**TASK GOAL**
Print every record below exactly as written.

**MATERIAL SUPPLIED**
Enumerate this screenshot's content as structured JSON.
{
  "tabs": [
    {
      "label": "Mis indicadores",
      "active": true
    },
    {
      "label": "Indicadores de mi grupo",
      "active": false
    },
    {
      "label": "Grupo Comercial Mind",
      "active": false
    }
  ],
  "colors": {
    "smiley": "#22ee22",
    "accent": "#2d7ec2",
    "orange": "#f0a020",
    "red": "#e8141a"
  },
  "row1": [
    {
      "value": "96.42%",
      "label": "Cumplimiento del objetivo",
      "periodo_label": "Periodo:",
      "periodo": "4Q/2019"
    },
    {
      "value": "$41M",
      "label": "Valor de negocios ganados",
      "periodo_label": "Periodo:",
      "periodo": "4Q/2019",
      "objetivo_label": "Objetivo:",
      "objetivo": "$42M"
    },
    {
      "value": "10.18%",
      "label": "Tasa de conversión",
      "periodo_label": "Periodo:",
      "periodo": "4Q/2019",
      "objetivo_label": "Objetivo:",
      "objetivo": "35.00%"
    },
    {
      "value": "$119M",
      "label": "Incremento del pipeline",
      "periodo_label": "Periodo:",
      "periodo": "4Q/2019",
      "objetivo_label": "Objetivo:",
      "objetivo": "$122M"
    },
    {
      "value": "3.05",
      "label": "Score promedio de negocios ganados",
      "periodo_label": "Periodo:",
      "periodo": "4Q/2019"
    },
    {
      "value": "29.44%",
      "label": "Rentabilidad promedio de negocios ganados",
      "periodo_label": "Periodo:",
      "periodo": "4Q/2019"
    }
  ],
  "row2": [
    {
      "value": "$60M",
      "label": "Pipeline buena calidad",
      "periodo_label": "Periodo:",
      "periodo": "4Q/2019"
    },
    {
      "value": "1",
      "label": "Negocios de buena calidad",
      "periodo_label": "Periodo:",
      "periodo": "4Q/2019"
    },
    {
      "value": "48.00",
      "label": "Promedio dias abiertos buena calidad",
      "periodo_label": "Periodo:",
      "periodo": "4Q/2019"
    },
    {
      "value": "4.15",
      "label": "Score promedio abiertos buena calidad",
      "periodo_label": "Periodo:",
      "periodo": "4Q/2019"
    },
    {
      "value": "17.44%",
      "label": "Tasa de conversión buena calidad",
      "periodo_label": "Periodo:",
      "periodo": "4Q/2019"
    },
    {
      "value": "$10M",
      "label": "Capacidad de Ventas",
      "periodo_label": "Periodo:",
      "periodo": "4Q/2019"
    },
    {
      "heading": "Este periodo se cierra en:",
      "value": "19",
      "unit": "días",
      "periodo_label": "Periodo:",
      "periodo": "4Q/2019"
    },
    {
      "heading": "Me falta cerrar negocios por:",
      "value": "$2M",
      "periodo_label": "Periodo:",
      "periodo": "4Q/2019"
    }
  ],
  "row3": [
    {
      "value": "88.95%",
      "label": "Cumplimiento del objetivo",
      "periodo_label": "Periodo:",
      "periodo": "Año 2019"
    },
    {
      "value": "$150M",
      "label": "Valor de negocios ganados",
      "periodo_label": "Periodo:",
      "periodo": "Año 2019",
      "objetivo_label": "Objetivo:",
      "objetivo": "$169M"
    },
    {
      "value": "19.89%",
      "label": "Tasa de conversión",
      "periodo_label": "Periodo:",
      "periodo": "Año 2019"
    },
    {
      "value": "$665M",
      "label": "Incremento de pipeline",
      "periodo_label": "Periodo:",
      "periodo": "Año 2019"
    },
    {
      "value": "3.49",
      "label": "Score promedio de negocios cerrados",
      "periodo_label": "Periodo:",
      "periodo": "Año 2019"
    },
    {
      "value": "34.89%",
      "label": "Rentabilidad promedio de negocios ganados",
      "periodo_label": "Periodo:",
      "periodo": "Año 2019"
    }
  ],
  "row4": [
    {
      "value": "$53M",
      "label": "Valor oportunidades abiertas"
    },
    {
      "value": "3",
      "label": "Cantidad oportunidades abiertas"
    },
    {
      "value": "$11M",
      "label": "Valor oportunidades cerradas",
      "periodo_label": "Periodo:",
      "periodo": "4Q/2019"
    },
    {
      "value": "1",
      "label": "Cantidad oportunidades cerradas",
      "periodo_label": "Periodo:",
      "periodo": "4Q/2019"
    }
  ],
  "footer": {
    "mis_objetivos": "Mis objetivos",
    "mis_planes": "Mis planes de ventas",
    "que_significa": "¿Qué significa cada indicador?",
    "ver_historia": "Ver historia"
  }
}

**SOLUTION TO THE EXERCISE**
Enumerate this screenshot's content as structured JSON.
{
  "tabs": [
    {
      "label": "Mis indicadores",
      "active": true
    },
    {
      "label": "Indicadores de mi grupo",
      "active": false
    },
    {
      "label": "Grupo Comercial Mind",
      "active": false
    }
  ],
  "colors": {
    "smiley": "#22ee22",
    "accent": "#2d7ec2",
    "orange": "#f0a020",
    "red": "#e8141a"
  },
  "row1": [
    {
      "value": "96.42%",
      "label": "Cumplimiento del objetivo",
      "periodo_label": "Periodo:",
      "periodo": "4Q/2019"
    },
    {
      "value": "$41M",
      "label": "Valor de negocios ganados",
      "periodo_label": "Periodo:",
      "periodo": "4Q/2019",
      "objetivo_label": "Objetivo:",
      "objetivo": "$42M"
    },
    {
      "value": "10.18%",
      "label": "Tasa de conversión",
      "periodo_label": "Periodo:",
      "periodo": "4Q/2019",
      "objetivo_label": "Objetivo:",
      "objetivo": "35.00%"
    },
    {
      "value": "$119M",
      "label": "Incremento del pipeline",
      "periodo_label": "Periodo:",
      "periodo": "4Q/2019",
      "objetivo_label": "Objetivo:",
      "objetivo": "$122M"
    },
    {
      "value": "3.05",
      "label": "Score promedio de negocios ganados",
      "periodo_label": "Periodo:",
      "periodo": "4Q/2019"
    },
    {
      "value": "29.44%",
      "label": "Rentabilidad promedio de negocios ganados",
      "periodo_label": "Periodo:",
      "periodo": "4Q/2019"
    }
  ],
  "row2": [
    {
      "value": "$60M",
      "label": "Pipeline buena calidad",
      "periodo_label": "Periodo:",
      "periodo": "4Q/2019"
    },
    {
      "value": "1",
      "label": "Negocios de buena calidad",
      "periodo_label": "Periodo:",
      "periodo": "4Q/2019"
    },
    {
      "value": "48.00",
      "label": "Promedio dias abiertos buena calidad",
      "periodo_label": "Periodo:",
      "periodo": "4Q/2019"
    },
    {
      "value": "4.15",
      "label": "Score promedio abiertos buena calidad",
      "periodo_label": "Periodo:",
      "periodo": "4Q/2019"
    },
    {
      "value": "17.44%",
      "label": "Tasa de conversión buena calidad",
      "periodo_label": "Periodo:",
      "periodo": "4Q/2019"
    },
    {
      "value": "$10M",
      "label": "Capacidad de Ventas",
      "periodo_label": "Periodo:",
      "periodo": "4Q/2019"
    },
    {
      "heading": "Este periodo se cierra en:",
      "value": "19",
      "unit": "días",
      "periodo_label": "Periodo:",
      "periodo": "4Q/2019"
    },
    {
      "heading": "Me falta cerrar negocios por:",
      "value": "$2M",
      "periodo_label": "Periodo:",
      "periodo": "4Q/2019"
    }
  ],
  "row3": [
    {
      "value": "88.95%",
      "label": "Cumplimiento del objetivo",
      "periodo_label": "Periodo:",
      "periodo": "Año 2019"
    },
    {
      "value": "$150M",
      "label": "Valor de negocios ganados",
      "periodo_label": "Periodo:",
      "periodo": "Año 2019",
      "objetivo_label": "Objetivo:",
      "objetivo": "$169M"
    },
    {
      "value": "19.89%",
      "label": "Tasa de conversión",
      "periodo_label": "Periodo:",
      "periodo": "Año 2019"
    },
    {
      "value": "$665M",
      "label": "Incremento de pipeline",
      "periodo_label": "Periodo:",
      "periodo": "Año 2019"
    },
    {
      "value": "3.49",
      "label": "Score promedio de negocios cerrados",
      "periodo_label": "Periodo:",
      "periodo": "Año 2019"
    },
    {
      "value": "34.89%",
      "label": "Rentabilidad promedio de negocios ganados",
      "periodo_label": "Periodo:",
      "periodo": "Año 2019"
    }
  ],
  "row4": [
    {
      "value": "$53M",
      "label": "Valor oportunidades abiertas"
    },
    {
      "value": "3",
      "label": "Cantidad oportunidades abiertas"
    },
    {
      "value": "$11M",
      "label": "Valor oportunidades cerradas",
      "periodo_label": "Periodo:",
      "periodo": "4Q/2019"
    },
    {
      "value": "1",
      "label": "Cantidad oportunidades cerradas",
      "periodo_label": "Periodo:",
      "periodo": "4Q/2019"
    }
  ],
  "footer": {
    "mis_objetivos": "Mis objetivos",
    "mis_planes": "Mis planes de ventas",
    "que_significa": "¿Qué significa cada indicador?",
    "ver_historia": "Ver historia"
  }
}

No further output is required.